_Instructions to follow_
Search the material below for the word "même". Copy every line that has it.

· · · ·

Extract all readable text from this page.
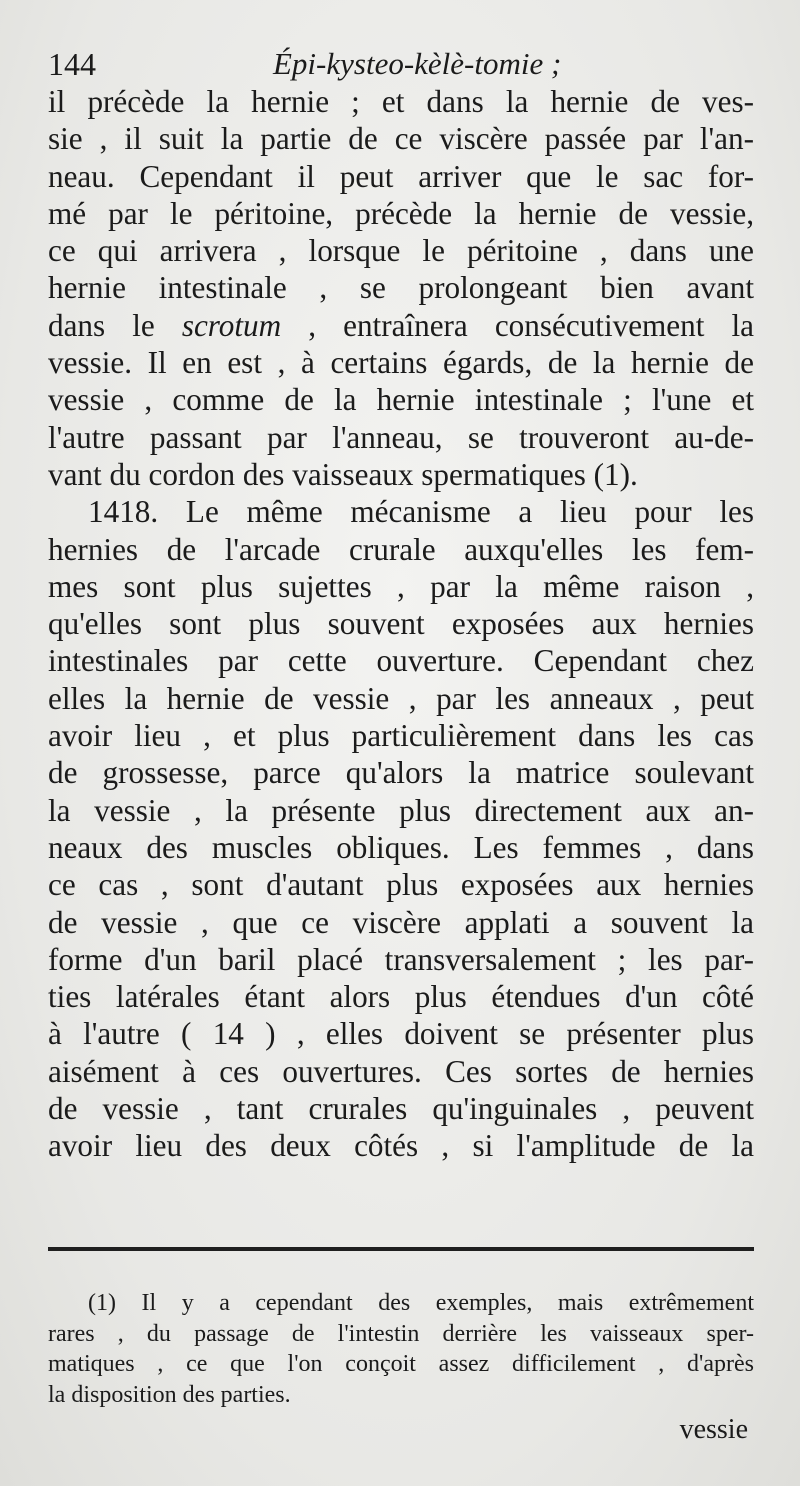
144	Épi-kysteo-kèlè-tomie ;
il précède la hernie ; et dans la hernie de ves-
sie , il suit la partie de ce viscère passée par l'an-
neau. Cependant il peut arriver que le sac for-
mé par le péritoine, précède la hernie de vessie,
ce qui arrivera , lorsque le péritoine , dans une
hernie intestinale , se prolongeant bien avant
dans le scrotum , entraînera consécutivement la
vessie. Il en est , à certains égards, de la hernie de
vessie , comme de la hernie intestinale ; l'une et
l'autre passant par l'anneau, se trouveront au-de-
vant du cordon des vaisseaux spermatiques (1).
1418. Le même mécanisme a lieu pour les
hernies de l'arcade crurale auxqu'elles les fem-
mes sont plus sujettes , par la même raison ,
qu'elles sont plus souvent exposées aux hernies
intestinales par cette ouverture. Cependant chez
elles la hernie de vessie , par les anneaux , peut
avoir lieu , et plus particulièrement dans les cas
de grossesse, parce qu'alors la matrice soulevant
la vessie , la présente plus directement aux an-
neaux des muscles obliques. Les femmes , dans
ce cas , sont d'autant plus exposées aux hernies
de vessie , que ce viscère applati a souvent la
forme d'un baril placé transversalement ; les par-
ties latérales étant alors plus étendues d'un côté
à l'autre ( 14 ) , elles doivent se présenter plus
aisément à ces ouvertures. Ces sortes de hernies
de vessie , tant crurales qu'inguinales , peuvent
avoir lieu des deux côtés , si l'amplitude de la
(1) Il y a cependant des exemples, mais extrêmement
rares , du passage de l'intestin derrière les vaisseaux sper-
matiques , ce que l'on conçoit assez difficilement , d'après
la disposition des parties.
vessie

· · · ·

_Result_
1418. Le même mécanisme a lieu pour les
mes sont plus sujettes , par la même raison ,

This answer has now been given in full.